**Given exercise:** Copy the lines below as they are; omit the images they contain.

::::::::

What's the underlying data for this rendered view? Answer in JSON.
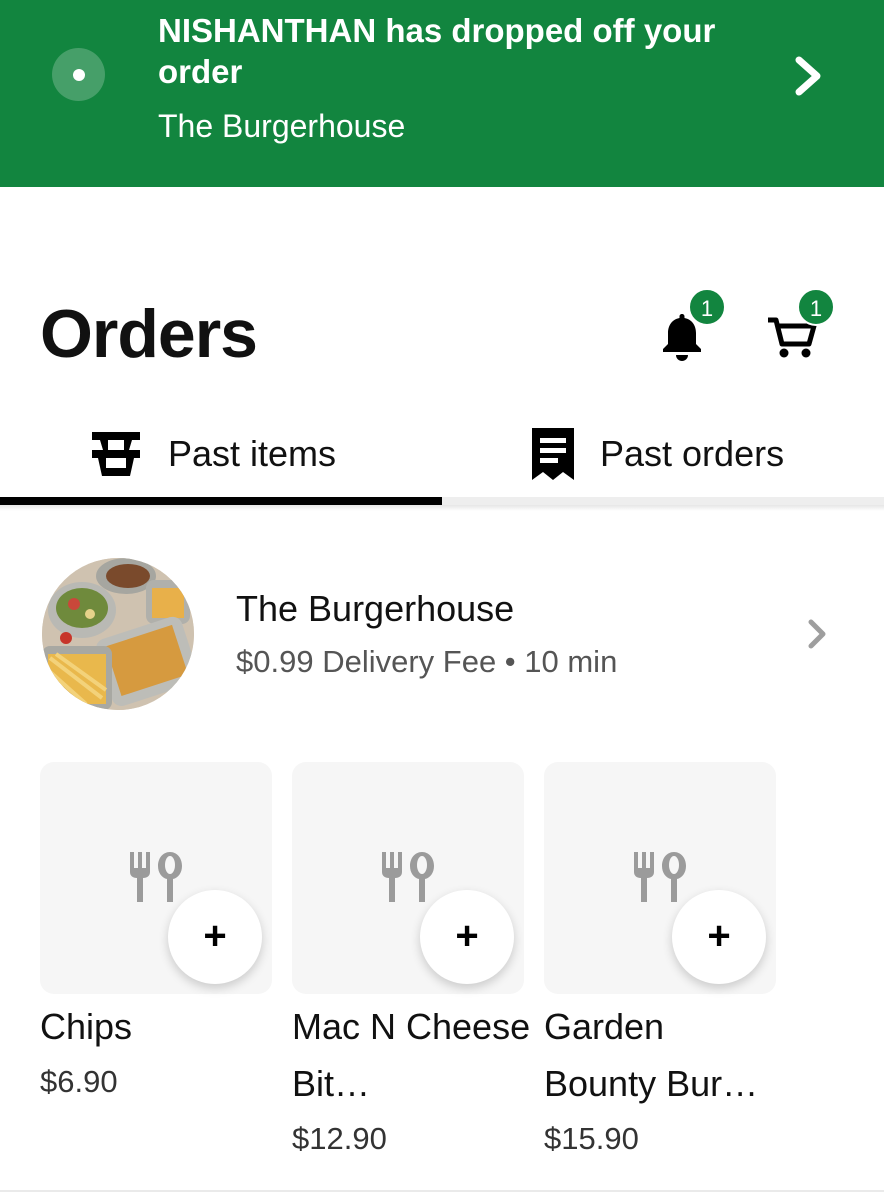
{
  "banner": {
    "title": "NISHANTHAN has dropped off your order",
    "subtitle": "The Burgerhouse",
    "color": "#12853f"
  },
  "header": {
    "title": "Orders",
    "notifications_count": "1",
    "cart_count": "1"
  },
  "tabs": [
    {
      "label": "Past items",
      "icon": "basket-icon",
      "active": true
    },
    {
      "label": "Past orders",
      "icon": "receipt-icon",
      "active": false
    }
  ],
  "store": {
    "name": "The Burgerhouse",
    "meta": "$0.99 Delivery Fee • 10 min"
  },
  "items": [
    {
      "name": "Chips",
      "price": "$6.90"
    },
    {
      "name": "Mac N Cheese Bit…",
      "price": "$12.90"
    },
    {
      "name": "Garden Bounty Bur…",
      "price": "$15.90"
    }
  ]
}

::::::::

**Result:**
What's the underlying data for this rendered view? Answer in JSON.
{
  "banner": {
    "title": "NISHANTHAN has dropped off your order",
    "subtitle": "The Burgerhouse",
    "color": "#12853f"
  },
  "header": {
    "title": "Orders",
    "notifications_count": "1",
    "cart_count": "1"
  },
  "tabs": [
    {
      "label": "Past items",
      "icon": "basket-icon",
      "active": true
    },
    {
      "label": "Past orders",
      "icon": "receipt-icon",
      "active": false
    }
  ],
  "store": {
    "name": "The Burgerhouse",
    "meta": "$0.99 Delivery Fee • 10 min"
  },
  "items": [
    {
      "name": "Chips",
      "price": "$6.90"
    },
    {
      "name": "Mac N Cheese Bit…",
      "price": "$12.90"
    },
    {
      "name": "Garden Bounty Bur…",
      "price": "$15.90"
    }
  ]
}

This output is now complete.